THE TASK
Swap every instance of "x-tick-label" for "x-axis-tick" in the entries below, and leave everything else as it is.

§

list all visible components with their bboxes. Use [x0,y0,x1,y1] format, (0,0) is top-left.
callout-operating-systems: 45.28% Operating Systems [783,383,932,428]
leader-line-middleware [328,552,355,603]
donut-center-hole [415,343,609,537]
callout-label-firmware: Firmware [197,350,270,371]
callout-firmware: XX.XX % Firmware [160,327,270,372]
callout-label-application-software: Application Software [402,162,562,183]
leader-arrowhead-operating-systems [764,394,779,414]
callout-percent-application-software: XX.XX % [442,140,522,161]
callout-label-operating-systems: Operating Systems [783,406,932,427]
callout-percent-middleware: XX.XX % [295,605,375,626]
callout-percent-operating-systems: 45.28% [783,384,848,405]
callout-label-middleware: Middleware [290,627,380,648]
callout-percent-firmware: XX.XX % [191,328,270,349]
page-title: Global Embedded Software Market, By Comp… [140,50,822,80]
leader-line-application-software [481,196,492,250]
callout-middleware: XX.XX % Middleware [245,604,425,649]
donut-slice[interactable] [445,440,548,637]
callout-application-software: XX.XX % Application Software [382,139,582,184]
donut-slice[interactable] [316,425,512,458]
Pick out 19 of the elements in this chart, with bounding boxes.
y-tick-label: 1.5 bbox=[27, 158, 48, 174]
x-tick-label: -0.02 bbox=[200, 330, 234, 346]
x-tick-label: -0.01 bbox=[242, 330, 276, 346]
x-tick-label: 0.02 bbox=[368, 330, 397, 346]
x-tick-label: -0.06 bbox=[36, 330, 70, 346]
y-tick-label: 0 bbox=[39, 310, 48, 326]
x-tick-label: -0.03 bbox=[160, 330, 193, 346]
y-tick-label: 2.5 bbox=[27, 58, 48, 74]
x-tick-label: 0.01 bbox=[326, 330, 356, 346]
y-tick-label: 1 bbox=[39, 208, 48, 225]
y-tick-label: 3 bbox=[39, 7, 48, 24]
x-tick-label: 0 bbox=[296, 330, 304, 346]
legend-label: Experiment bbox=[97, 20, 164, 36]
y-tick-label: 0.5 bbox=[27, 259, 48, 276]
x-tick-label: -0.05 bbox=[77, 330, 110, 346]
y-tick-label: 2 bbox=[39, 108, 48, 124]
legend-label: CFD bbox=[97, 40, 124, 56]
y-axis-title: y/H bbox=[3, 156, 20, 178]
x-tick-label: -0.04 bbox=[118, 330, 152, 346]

§

OUTPUT OF THE TASK
list all visible components with their bboxes. Use [x0,y0,x1,y1] format, (0,0) is top-left.
callout-operating-systems: 45.28% Operating Systems [783,383,932,428]
leader-line-middleware [328,552,355,603]
donut-center-hole [415,343,609,537]
callout-label-firmware: Firmware [197,350,270,371]
callout-firmware: XX.XX % Firmware [160,327,270,372]
callout-label-application-software: Application Software [402,162,562,183]
leader-arrowhead-operating-systems [764,394,779,414]
callout-percent-application-software: XX.XX % [442,140,522,161]
callout-label-operating-systems: Operating Systems [783,406,932,427]
callout-percent-middleware: XX.XX % [295,605,375,626]
callout-percent-operating-systems: 45.28% [783,384,848,405]
callout-label-middleware: Middleware [290,627,380,648]
callout-percent-firmware: XX.XX % [191,328,270,349]
page-title: Global Embedded Software Market, By Comp… [140,50,822,80]
leader-line-application-software [481,196,492,250]
callout-middleware: XX.XX % Middleware [245,604,425,649]
donut-slice[interactable] [445,440,548,637]
callout-application-software: XX.XX % Application Software [382,139,582,184]
donut-slice[interactable] [316,425,512,458]
Pick out 19 of the elements in this chart, with bounding boxes.
y-tick-label: 1.5 bbox=[27, 158, 48, 174]
x-axis-tick: -0.02 bbox=[200, 330, 234, 346]
x-axis-tick: -0.01 bbox=[242, 330, 276, 346]
x-axis-tick: 0.02 bbox=[368, 330, 397, 346]
x-axis-tick: -0.06 bbox=[36, 330, 70, 346]
y-tick-label: 0 bbox=[39, 310, 48, 326]
x-axis-tick: -0.03 bbox=[160, 330, 193, 346]
y-tick-label: 2.5 bbox=[27, 58, 48, 74]
x-axis-tick: 0.01 bbox=[326, 330, 356, 346]
y-tick-label: 1 bbox=[39, 208, 48, 225]
y-tick-label: 3 bbox=[39, 7, 48, 24]
x-axis-tick: 0 bbox=[296, 330, 304, 346]
legend-label: Experiment bbox=[97, 20, 164, 36]
y-tick-label: 0.5 bbox=[27, 259, 48, 276]
x-axis-tick: -0.05 bbox=[77, 330, 110, 346]
y-tick-label: 2 bbox=[39, 108, 48, 124]
legend-label: CFD bbox=[97, 40, 124, 56]
y-axis-title: y/H bbox=[3, 156, 20, 178]
x-axis-tick: -0.04 bbox=[118, 330, 152, 346]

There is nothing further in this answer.